In the lines below, find the one that contains "Read this page and output its text content." and write it out exactly, along with every line that follows it.

===== Material for the task =====

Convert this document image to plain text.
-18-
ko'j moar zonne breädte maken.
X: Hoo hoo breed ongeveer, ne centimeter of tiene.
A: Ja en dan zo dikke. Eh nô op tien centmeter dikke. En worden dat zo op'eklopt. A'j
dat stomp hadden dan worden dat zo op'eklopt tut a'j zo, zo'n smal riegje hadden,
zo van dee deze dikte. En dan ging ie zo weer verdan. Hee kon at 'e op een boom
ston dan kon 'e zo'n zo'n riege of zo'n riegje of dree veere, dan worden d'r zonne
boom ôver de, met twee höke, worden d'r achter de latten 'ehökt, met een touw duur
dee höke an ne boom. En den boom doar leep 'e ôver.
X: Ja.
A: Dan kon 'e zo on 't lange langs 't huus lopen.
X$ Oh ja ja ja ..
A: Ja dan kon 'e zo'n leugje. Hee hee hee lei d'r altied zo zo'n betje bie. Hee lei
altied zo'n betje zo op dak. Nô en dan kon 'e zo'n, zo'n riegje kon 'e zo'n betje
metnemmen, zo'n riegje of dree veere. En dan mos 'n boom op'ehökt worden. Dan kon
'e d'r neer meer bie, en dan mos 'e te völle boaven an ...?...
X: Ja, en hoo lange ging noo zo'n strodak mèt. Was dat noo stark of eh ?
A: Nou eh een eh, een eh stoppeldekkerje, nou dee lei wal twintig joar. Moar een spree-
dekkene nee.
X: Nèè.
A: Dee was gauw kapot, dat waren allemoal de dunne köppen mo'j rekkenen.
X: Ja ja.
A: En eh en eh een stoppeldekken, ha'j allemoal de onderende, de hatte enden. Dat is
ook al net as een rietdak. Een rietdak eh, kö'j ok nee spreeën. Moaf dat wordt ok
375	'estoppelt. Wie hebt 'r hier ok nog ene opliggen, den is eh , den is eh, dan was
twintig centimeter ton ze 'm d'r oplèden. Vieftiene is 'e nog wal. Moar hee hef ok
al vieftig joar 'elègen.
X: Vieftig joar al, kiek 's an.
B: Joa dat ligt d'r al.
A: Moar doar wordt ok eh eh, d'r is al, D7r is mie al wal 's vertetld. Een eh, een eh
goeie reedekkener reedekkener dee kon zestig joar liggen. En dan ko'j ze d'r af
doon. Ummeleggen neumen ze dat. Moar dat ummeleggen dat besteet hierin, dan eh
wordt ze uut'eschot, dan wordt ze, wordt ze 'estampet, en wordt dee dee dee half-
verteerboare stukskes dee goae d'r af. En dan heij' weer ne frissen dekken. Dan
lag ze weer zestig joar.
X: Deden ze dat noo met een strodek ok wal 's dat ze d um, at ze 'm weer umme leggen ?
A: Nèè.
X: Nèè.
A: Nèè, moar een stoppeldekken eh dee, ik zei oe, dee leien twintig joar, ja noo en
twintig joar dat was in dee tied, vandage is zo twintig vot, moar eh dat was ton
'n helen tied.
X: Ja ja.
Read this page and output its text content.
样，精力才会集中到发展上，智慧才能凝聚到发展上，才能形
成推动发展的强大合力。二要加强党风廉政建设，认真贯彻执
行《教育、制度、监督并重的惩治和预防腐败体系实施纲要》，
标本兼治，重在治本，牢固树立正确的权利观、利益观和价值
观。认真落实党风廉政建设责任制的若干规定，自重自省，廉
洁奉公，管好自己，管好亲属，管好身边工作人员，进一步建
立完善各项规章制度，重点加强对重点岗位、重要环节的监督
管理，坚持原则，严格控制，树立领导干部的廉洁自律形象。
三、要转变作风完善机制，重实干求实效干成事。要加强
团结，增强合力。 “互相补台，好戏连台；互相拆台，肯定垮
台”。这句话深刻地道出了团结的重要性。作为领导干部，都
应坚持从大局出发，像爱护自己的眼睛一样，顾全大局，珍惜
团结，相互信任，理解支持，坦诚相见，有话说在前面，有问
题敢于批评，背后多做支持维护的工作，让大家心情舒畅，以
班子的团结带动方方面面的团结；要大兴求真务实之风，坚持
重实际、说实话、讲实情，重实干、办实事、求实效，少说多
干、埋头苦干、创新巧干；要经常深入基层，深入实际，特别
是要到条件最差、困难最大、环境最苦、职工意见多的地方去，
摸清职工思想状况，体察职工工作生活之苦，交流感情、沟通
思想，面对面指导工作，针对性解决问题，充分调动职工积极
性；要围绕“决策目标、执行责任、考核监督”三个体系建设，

=====

# Answer for this exercise
Read this page and output its text content.
样，精力才会集中到发展上，智慧才能凝聚到发展上，才能形
成推动发展的强大合力。二要加强党风廉政建设，认真贯彻执
行《教育、制度、监督并重的惩治和预防腐败体系实施纲要》，
标本兼治，重在治本，牢固树立正确的权利观、利益观和价值
观。认真落实党风廉政建设责任制的若干规定，自重自省，廉
洁奉公，管好自己，管好亲属，管好身边工作人员，进一步建
立完善各项规章制度，重点加强对重点岗位、重要环节的监督
管理，坚持原则，严格控制，树立领导干部的廉洁自律形象。
三、要转变作风完善机制，重实干求实效干成事。要加强
团结，增强合力。 “互相补台，好戏连台；互相拆台，肯定垮
台”。这句话深刻地道出了团结的重要性。作为领导干部，都
应坚持从大局出发，像爱护自己的眼睛一样，顾全大局，珍惜
团结，相互信任，理解支持，坦诚相见，有话说在前面，有问
题敢于批评，背后多做支持维护的工作，让大家心情舒畅，以
班子的团结带动方方面面的团结；要大兴求真务实之风，坚持
重实际、说实话、讲实情，重实干、办实事、求实效，少说多
干、埋头苦干、创新巧干；要经常深入基层，深入实际，特别
是要到条件最差、困难最大、环境最苦、职工意见多的地方去，
摸清职工思想状况，体察职工工作生活之苦，交流感情、沟通
思想，面对面指导工作，针对性解决问题，充分调动职工积极
性；要围绕“决策目标、执行责任、考核监督”三个体系建设，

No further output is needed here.